Records from a dataset:
-*-

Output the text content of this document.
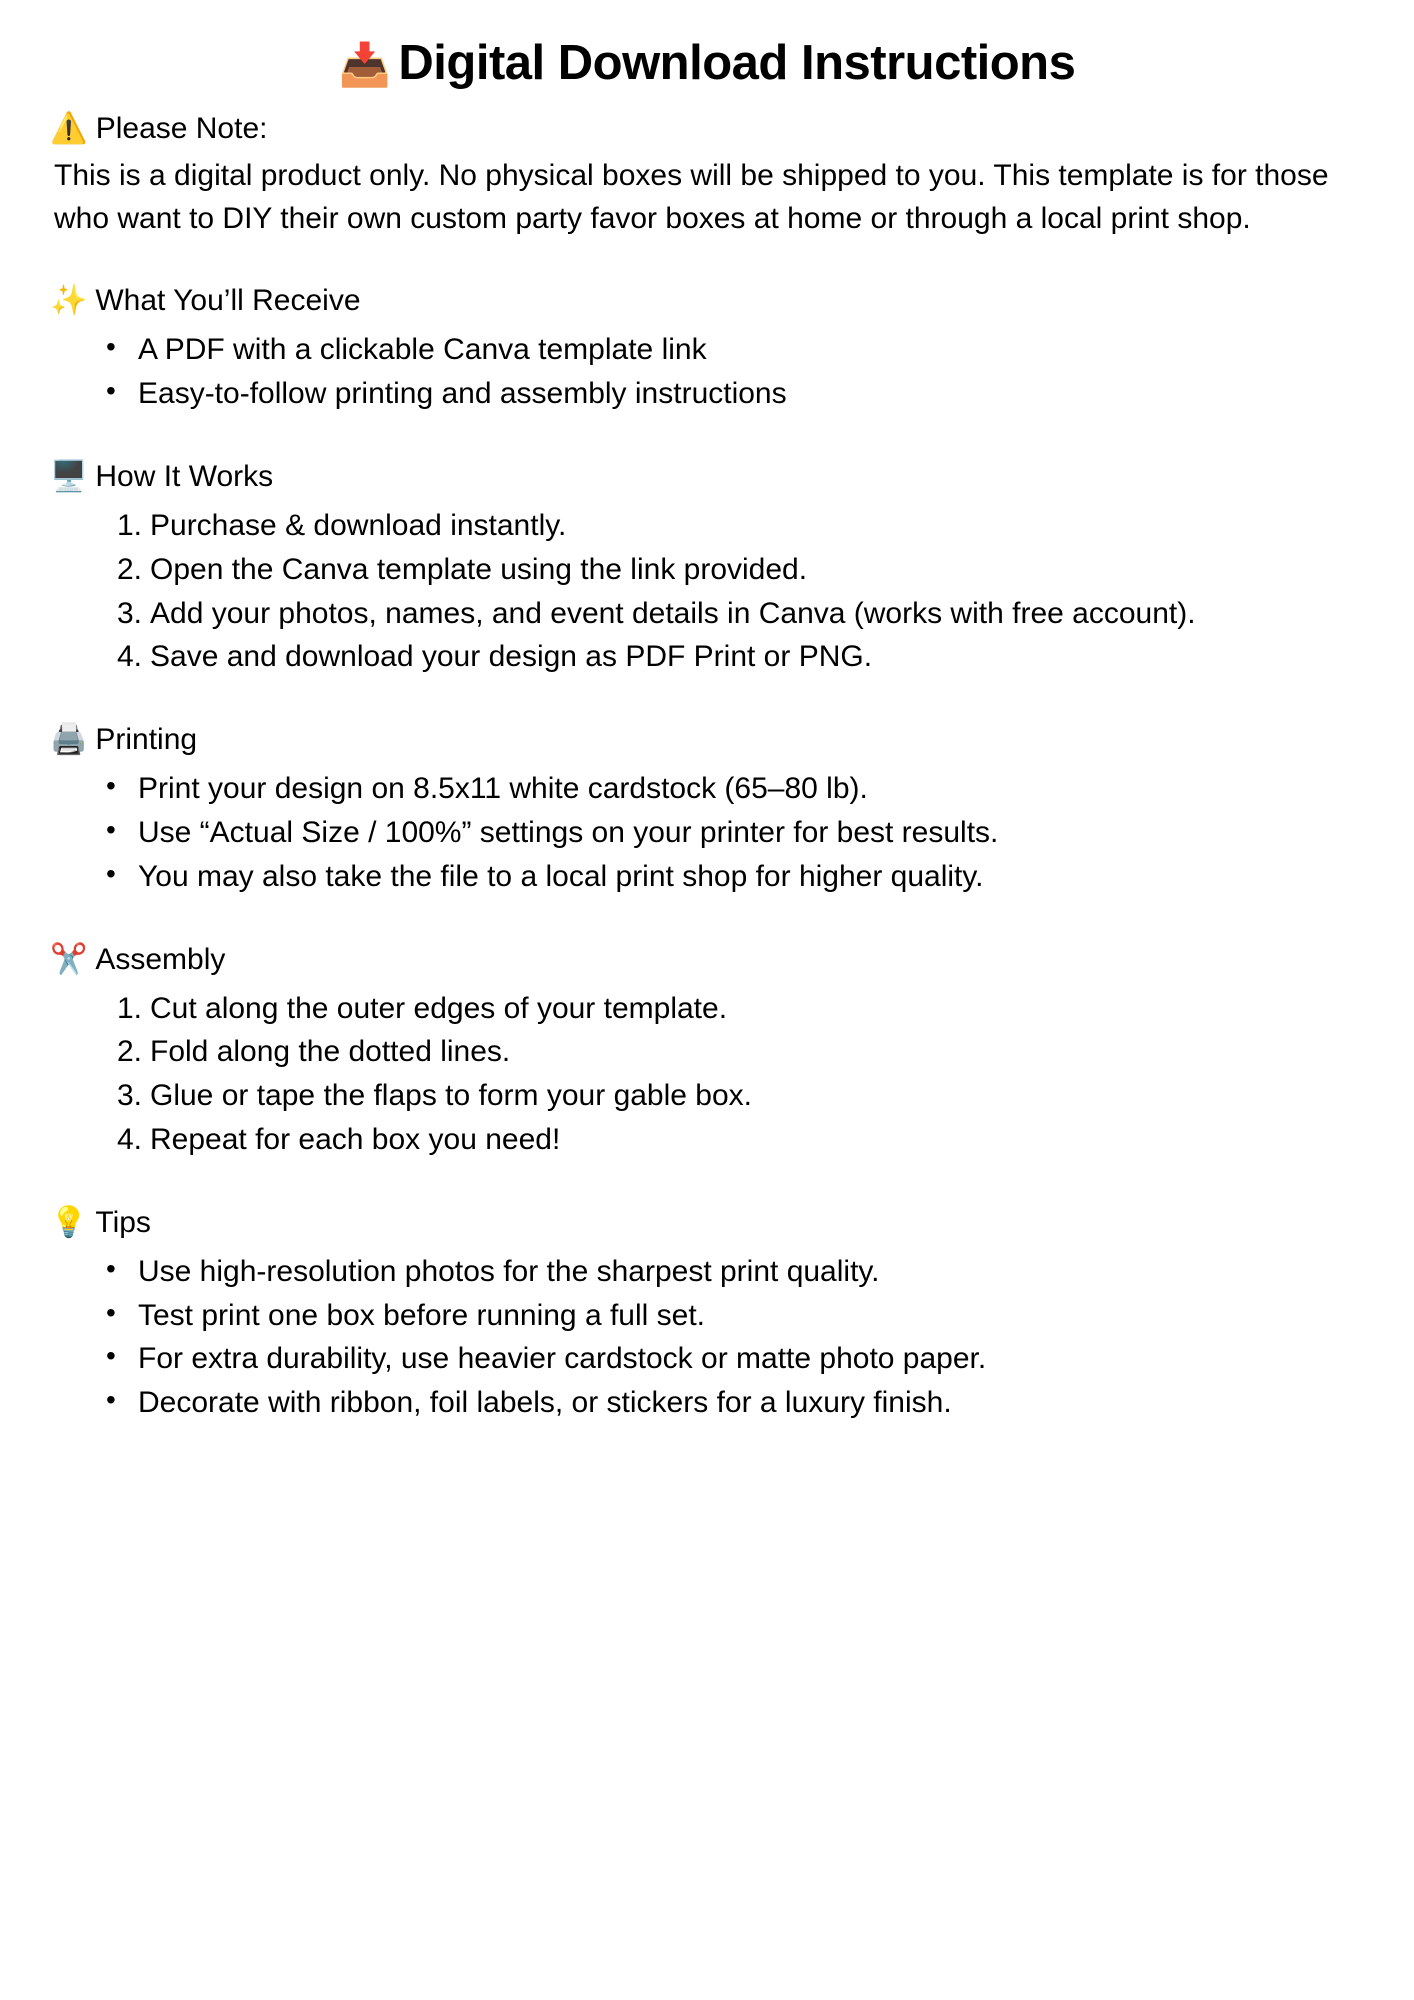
📥 Digital Download Instructions

⚠️ Please Note:

This is a digital product only. No physical boxes will be shipped to you. This template is for those who want to DIY their own custom party favor boxes at home or through a local print shop.

✨ What You’ll Receive

• A PDF with a clickable Canva template link
• Easy-to-follow printing and assembly instructions

🖥️ How It Works

Purchase & download instantly.
Open the Canva template using the link provided.
Add your photos, names, and event details in Canva (works with free account).
Save and download your design as PDF Print or PNG.

🖨️ Printing

• Print your design on 8.5x11 white cardstock (65–80 lb).
• Use “Actual Size / 100%” settings on your printer for best results.
• You may also take the file to a local print shop for higher quality.

✂️ Assembly

Cut along the outer edges of your template.
Fold along the dotted lines.
Glue or tape the flaps to form your gable box.
Repeat for each box you need!

💡 Tips

• Use high-resolution photos for the sharpest print quality.
• Test print one box before running a full set.
• For extra durability, use heavier cardstock or matte photo paper.
• Decorate with ribbon, foil labels, or stickers for a luxury finish.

-*-

AIM OF THE TASK >> Output the full set of records above without changing a word, and drop the images.

TASK RESPONSE >>
Output the text content of this document.
📥 Digital Download Instructions

⚠️ Please Note:

This is a digital product only. No physical boxes will be shipped to you. This template is for those who want to DIY their own custom party favor boxes at home or through a local print shop.

✨ What You’ll Receive

• A PDF with a clickable Canva template link
• Easy-to-follow printing and assembly instructions

🖥️ How It Works

Purchase & download instantly.
Open the Canva template using the link provided.
Add your photos, names, and event details in Canva (works with free account).
Save and download your design as PDF Print or PNG.

🖨️ Printing

• Print your design on 8.5x11 white cardstock (65–80 lb).
• Use “Actual Size / 100%” settings on your printer for best results.
• You may also take the file to a local print shop for higher quality.

✂️ Assembly

Cut along the outer edges of your template.
Fold along the dotted lines.
Glue or tape the flaps to form your gable box.
Repeat for each box you need!

💡 Tips

• Use high-resolution photos for the sharpest print quality.
• Test print one box before running a full set.
• For extra durability, use heavier cardstock or matte photo paper.
• Decorate with ribbon, foil labels, or stickers for a luxury finish.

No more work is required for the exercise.